Task input |
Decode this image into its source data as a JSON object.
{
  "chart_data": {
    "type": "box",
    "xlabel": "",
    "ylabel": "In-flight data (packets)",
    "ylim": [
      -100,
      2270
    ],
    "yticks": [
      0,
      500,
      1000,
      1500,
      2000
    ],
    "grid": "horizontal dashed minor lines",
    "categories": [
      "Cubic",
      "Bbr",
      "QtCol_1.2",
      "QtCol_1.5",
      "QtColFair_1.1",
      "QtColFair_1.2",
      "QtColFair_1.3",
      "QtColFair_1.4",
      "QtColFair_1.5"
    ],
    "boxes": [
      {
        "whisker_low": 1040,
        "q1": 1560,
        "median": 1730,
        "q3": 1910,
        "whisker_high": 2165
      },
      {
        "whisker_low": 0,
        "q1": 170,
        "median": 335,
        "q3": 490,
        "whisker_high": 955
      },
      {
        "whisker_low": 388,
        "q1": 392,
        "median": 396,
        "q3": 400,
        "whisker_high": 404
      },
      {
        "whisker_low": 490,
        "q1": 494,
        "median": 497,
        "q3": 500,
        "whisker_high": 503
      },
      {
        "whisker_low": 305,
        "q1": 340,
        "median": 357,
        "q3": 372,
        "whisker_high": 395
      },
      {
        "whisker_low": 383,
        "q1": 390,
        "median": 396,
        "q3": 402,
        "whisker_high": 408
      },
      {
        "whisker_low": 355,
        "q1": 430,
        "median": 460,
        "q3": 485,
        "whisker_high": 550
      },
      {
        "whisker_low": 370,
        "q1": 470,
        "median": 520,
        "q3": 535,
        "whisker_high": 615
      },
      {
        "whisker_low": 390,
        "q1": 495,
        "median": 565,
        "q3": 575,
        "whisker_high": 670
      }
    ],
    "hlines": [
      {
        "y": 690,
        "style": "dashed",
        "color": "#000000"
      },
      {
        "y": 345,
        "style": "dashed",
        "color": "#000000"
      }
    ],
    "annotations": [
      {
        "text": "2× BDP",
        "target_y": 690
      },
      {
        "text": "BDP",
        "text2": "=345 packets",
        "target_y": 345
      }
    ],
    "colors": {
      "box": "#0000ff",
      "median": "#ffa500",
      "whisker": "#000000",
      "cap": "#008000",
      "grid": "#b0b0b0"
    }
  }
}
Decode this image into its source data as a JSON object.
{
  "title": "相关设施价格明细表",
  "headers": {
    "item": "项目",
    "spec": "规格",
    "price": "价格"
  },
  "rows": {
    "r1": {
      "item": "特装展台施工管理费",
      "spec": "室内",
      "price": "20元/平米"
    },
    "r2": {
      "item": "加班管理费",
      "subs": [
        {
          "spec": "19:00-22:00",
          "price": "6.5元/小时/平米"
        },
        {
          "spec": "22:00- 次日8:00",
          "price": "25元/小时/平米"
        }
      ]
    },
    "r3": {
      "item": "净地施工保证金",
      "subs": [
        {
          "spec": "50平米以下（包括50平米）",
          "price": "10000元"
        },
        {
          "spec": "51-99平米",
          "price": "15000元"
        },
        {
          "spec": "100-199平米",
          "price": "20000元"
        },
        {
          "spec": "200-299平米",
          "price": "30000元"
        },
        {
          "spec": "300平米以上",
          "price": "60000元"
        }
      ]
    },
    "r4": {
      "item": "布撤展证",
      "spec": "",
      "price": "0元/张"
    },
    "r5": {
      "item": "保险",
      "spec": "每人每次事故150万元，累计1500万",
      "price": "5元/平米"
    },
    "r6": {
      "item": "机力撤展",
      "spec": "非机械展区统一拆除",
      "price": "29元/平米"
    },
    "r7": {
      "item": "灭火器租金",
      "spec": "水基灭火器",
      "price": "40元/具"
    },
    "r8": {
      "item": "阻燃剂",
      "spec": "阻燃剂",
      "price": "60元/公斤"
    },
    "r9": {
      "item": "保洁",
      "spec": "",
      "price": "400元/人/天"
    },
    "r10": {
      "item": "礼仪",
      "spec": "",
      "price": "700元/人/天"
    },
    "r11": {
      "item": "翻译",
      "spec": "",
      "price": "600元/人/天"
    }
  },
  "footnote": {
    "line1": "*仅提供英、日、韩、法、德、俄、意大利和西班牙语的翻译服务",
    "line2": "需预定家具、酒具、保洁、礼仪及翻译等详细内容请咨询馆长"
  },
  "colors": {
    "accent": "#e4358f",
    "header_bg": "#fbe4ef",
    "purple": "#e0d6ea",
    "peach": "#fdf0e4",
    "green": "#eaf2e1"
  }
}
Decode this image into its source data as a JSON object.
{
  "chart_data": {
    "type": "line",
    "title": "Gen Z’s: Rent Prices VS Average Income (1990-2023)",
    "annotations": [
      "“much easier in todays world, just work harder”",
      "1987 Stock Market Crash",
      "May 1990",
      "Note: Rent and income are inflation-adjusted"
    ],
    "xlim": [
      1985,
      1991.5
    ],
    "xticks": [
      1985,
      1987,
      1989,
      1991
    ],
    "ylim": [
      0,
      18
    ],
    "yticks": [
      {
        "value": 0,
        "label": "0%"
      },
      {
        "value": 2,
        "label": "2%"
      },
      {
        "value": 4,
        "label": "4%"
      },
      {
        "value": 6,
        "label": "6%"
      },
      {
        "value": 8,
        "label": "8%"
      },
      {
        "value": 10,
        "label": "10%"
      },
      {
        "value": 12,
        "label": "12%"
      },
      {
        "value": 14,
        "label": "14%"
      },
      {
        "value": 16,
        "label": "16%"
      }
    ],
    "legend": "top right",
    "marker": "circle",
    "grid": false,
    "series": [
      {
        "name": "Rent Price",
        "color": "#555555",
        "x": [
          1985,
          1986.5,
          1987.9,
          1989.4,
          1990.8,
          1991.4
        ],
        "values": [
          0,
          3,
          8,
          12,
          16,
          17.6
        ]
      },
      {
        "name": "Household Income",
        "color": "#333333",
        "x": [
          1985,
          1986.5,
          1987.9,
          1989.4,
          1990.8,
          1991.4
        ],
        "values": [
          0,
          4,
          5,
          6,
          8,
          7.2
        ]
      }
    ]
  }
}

Instructions for the task | Extract each line from the entries above that contains the string "item".

Reply to the exercise |
    "item": "项目",
      "item": "特装展台施工管理费",
      "item": "加班管理费",
      "item": "净地施工保证金",
      "item": "布撤展证",
      "item": "保险",
      "item": "机力撤展",
      "item": "灭火器租金",
      "item": "阻燃剂",
      "item": "保洁",
      "item": "礼仪",
      "item": "翻译",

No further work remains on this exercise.